Your goal: Extract the complete listing and repeat it word for word.
##### Information provided
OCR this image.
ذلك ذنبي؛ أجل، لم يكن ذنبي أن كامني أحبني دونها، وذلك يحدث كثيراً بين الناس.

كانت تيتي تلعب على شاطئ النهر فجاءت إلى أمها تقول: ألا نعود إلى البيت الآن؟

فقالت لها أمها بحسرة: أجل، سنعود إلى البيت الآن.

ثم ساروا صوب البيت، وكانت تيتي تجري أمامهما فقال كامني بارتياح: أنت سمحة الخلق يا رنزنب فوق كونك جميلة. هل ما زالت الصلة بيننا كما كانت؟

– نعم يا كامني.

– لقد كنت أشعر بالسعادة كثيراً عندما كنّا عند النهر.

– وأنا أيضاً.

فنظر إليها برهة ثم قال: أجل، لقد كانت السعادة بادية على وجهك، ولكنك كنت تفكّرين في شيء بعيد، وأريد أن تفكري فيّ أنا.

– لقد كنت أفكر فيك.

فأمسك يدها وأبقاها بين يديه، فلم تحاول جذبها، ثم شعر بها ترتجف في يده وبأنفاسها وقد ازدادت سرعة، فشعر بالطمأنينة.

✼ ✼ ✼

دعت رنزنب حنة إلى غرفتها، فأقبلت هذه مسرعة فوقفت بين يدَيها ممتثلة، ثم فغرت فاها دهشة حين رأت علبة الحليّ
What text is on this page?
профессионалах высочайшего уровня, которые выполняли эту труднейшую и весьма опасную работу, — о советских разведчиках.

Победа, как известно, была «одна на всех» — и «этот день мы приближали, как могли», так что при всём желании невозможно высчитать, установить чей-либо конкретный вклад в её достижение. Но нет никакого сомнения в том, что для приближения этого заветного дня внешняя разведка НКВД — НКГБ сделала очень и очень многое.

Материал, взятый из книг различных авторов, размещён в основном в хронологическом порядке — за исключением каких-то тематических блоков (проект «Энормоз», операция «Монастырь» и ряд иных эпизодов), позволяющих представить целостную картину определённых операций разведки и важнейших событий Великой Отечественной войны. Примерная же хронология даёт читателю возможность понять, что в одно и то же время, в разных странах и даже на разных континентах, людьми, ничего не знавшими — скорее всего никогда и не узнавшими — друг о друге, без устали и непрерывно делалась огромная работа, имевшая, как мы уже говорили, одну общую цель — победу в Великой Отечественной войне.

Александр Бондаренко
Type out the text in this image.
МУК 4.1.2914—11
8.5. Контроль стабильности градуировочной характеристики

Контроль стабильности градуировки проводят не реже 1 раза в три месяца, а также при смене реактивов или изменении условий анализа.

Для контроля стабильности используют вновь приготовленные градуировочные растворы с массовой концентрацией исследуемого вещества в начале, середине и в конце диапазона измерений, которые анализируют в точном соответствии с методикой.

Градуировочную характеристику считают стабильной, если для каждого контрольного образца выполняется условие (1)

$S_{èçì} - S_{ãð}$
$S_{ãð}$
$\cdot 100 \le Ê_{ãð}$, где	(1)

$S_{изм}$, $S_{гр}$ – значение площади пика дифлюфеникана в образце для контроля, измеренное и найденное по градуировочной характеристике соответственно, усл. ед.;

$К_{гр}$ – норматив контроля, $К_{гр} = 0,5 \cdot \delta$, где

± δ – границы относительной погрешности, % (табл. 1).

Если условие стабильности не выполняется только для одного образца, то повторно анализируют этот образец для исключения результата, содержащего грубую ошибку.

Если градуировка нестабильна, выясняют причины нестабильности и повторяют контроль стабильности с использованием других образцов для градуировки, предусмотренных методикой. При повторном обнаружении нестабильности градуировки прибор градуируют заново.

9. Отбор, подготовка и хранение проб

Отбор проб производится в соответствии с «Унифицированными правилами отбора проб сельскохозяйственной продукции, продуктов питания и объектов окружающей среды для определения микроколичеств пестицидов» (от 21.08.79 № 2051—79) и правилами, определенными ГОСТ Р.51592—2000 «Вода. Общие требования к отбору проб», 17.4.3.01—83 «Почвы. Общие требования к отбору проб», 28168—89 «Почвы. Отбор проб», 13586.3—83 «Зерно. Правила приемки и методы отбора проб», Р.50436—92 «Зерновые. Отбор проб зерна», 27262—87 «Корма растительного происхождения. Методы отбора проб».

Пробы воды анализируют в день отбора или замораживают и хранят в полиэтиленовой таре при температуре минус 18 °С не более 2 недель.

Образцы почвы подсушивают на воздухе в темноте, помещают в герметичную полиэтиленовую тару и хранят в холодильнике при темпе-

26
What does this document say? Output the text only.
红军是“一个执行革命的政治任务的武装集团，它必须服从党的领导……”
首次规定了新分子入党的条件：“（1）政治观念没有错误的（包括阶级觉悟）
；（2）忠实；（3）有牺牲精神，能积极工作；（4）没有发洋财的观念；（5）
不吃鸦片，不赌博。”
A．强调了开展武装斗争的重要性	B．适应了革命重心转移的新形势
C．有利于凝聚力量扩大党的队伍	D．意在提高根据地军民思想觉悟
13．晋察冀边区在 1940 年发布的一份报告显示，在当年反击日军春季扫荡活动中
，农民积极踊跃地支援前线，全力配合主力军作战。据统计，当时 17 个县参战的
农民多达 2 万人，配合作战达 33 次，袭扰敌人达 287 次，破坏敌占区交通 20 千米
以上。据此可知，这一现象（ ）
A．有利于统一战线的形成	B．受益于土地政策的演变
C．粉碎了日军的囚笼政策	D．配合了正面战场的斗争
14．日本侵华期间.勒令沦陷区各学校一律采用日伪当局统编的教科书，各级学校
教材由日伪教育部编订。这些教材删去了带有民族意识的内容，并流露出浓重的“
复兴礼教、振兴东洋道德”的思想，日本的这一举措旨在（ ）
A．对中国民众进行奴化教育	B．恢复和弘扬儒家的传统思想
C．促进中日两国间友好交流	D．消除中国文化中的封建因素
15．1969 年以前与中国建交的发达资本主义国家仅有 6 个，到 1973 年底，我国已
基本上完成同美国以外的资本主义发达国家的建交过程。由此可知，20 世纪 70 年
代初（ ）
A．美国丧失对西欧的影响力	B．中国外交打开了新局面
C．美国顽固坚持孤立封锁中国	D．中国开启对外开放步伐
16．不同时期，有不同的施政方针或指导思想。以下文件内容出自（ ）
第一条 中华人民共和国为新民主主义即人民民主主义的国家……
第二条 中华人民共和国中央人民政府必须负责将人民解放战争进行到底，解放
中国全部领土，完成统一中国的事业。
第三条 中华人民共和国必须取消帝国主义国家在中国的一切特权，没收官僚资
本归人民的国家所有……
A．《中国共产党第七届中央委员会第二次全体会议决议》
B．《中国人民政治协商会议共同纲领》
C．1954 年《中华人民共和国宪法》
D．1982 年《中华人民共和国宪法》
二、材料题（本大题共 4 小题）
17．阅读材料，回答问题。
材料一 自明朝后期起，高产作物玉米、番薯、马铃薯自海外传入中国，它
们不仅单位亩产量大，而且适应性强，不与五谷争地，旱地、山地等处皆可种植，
##########
Task solution:
OCR this image.
ذلك ذنبي؛ أجل، لم يكن ذنبي أن كامني أحبني دونها، وذلك يحدث كثيراً بين الناس.

كانت تيتي تلعب على شاطئ النهر فجاءت إلى أمها تقول: ألا نعود إلى البيت الآن؟

فقالت لها أمها بحسرة: أجل، سنعود إلى البيت الآن.

ثم ساروا صوب البيت، وكانت تيتي تجري أمامهما فقال كامني بارتياح: أنت سمحة الخلق يا رنزنب فوق كونك جميلة. هل ما زالت الصلة بيننا كما كانت؟

– نعم يا كامني.

– لقد كنت أشعر بالسعادة كثيراً عندما كنّا عند النهر.

– وأنا أيضاً.

فنظر إليها برهة ثم قال: أجل، لقد كانت السعادة بادية على وجهك، ولكنك كنت تفكّرين في شيء بعيد، وأريد أن تفكري فيّ أنا.

– لقد كنت أفكر فيك.

فأمسك يدها وأبقاها بين يديه، فلم تحاول جذبها، ثم شعر بها ترتجف في يده وبأنفاسها وقد ازدادت سرعة، فشعر بالطمأنينة.

✼ ✼ ✼

دعت رنزنب حنة إلى غرفتها، فأقبلت هذه مسرعة فوقفت بين يدَيها ممتثلة، ثم فغرت فاها دهشة حين رأت علبة الحليّ
What text is on this page?
профессионалах высочайшего уровня, которые выполняли эту труднейшую и весьма опасную работу, — о советских разведчиках.

Победа, как известно, была «одна на всех» — и «этот день мы приближали, как могли», так что при всём желании невозможно высчитать, установить чей-либо конкретный вклад в её достижение. Но нет никакого сомнения в том, что для приближения этого заветного дня внешняя разведка НКВД — НКГБ сделала очень и очень многое.

Материал, взятый из книг различных авторов, размещён в основном в хронологическом порядке — за исключением каких-то тематических блоков (проект «Энормоз», операция «Монастырь» и ряд иных эпизодов), позволяющих представить целостную картину определённых операций разведки и важнейших событий Великой Отечественной войны. Примерная же хронология даёт читателю возможность понять, что в одно и то же время, в разных странах и даже на разных континентах, людьми, ничего не знавшими — скорее всего никогда и не узнавшими — друг о друге, без устали и непрерывно делалась огромная работа, имевшая, как мы уже говорили, одну общую цель — победу в Великой Отечественной войне.

Александр Бондаренко
Type out the text in this image.
МУК 4.1.2914—11
8.5. Контроль стабильности градуировочной характеристики

Контроль стабильности градуировки проводят не реже 1 раза в три месяца, а также при смене реактивов или изменении условий анализа.

Для контроля стабильности используют вновь приготовленные градуировочные растворы с массовой концентрацией исследуемого вещества в начале, середине и в конце диапазона измерений, которые анализируют в точном соответствии с методикой.

Градуировочную характеристику считают стабильной, если для каждого контрольного образца выполняется условие (1)

$S_{èçì} - S_{ãð}$
$S_{ãð}$
$\cdot 100 \le Ê_{ãð}$, где	(1)

$S_{изм}$, $S_{гр}$ – значение площади пика дифлюфеникана в образце для контроля, измеренное и найденное по градуировочной характеристике соответственно, усл. ед.;

$К_{гр}$ – норматив контроля, $К_{гр} = 0,5 \cdot \delta$, где

± δ – границы относительной погрешности, % (табл. 1).

Если условие стабильности не выполняется только для одного образца, то повторно анализируют этот образец для исключения результата, содержащего грубую ошибку.

Если градуировка нестабильна, выясняют причины нестабильности и повторяют контроль стабильности с использованием других образцов для градуировки, предусмотренных методикой. При повторном обнаружении нестабильности градуировки прибор градуируют заново.

9. Отбор, подготовка и хранение проб

Отбор проб производится в соответствии с «Унифицированными правилами отбора проб сельскохозяйственной продукции, продуктов питания и объектов окружающей среды для определения микроколичеств пестицидов» (от 21.08.79 № 2051—79) и правилами, определенными ГОСТ Р.51592—2000 «Вода. Общие требования к отбору проб», 17.4.3.01—83 «Почвы. Общие требования к отбору проб», 28168—89 «Почвы. Отбор проб», 13586.3—83 «Зерно. Правила приемки и методы отбора проб», Р.50436—92 «Зерновые. Отбор проб зерна», 27262—87 «Корма растительного происхождения. Методы отбора проб».

Пробы воды анализируют в день отбора или замораживают и хранят в полиэтиленовой таре при температуре минус 18 °С не более 2 недель.

Образцы почвы подсушивают на воздухе в темноте, помещают в герметичную полиэтиленовую тару и хранят в холодильнике при темпе-

26
What does this document say? Output the text only.
红军是“一个执行革命的政治任务的武装集团，它必须服从党的领导……”
首次规定了新分子入党的条件：“（1）政治观念没有错误的（包括阶级觉悟）
；（2）忠实；（3）有牺牲精神，能积极工作；（4）没有发洋财的观念；（5）
不吃鸦片，不赌博。”
A．强调了开展武装斗争的重要性	B．适应了革命重心转移的新形势
C．有利于凝聚力量扩大党的队伍	D．意在提高根据地军民思想觉悟
13．晋察冀边区在 1940 年发布的一份报告显示，在当年反击日军春季扫荡活动中
，农民积极踊跃地支援前线，全力配合主力军作战。据统计，当时 17 个县参战的
农民多达 2 万人，配合作战达 33 次，袭扰敌人达 287 次，破坏敌占区交通 20 千米
以上。据此可知，这一现象（ ）
A．有利于统一战线的形成	B．受益于土地政策的演变
C．粉碎了日军的囚笼政策	D．配合了正面战场的斗争
14．日本侵华期间.勒令沦陷区各学校一律采用日伪当局统编的教科书，各级学校
教材由日伪教育部编订。这些教材删去了带有民族意识的内容，并流露出浓重的“
复兴礼教、振兴东洋道德”的思想，日本的这一举措旨在（ ）
A．对中国民众进行奴化教育	B．恢复和弘扬儒家的传统思想
C．促进中日两国间友好交流	D．消除中国文化中的封建因素
15．1969 年以前与中国建交的发达资本主义国家仅有 6 个，到 1973 年底，我国已
基本上完成同美国以外的资本主义发达国家的建交过程。由此可知，20 世纪 70 年
代初（ ）
A．美国丧失对西欧的影响力	B．中国外交打开了新局面
C．美国顽固坚持孤立封锁中国	D．中国开启对外开放步伐
16．不同时期，有不同的施政方针或指导思想。以下文件内容出自（ ）
第一条 中华人民共和国为新民主主义即人民民主主义的国家……
第二条 中华人民共和国中央人民政府必须负责将人民解放战争进行到底，解放
中国全部领土，完成统一中国的事业。
第三条 中华人民共和国必须取消帝国主义国家在中国的一切特权，没收官僚资
本归人民的国家所有……
A．《中国共产党第七届中央委员会第二次全体会议决议》
B．《中国人民政治协商会议共同纲领》
C．1954 年《中华人民共和国宪法》
D．1982 年《中华人民共和国宪法》
二、材料题（本大题共 4 小题）
17．阅读材料，回答问题。
材料一 自明朝后期起，高产作物玉米、番薯、马铃薯自海外传入中国，它
们不仅单位亩产量大，而且适应性强，不与五谷争地，旱地、山地等处皆可种植，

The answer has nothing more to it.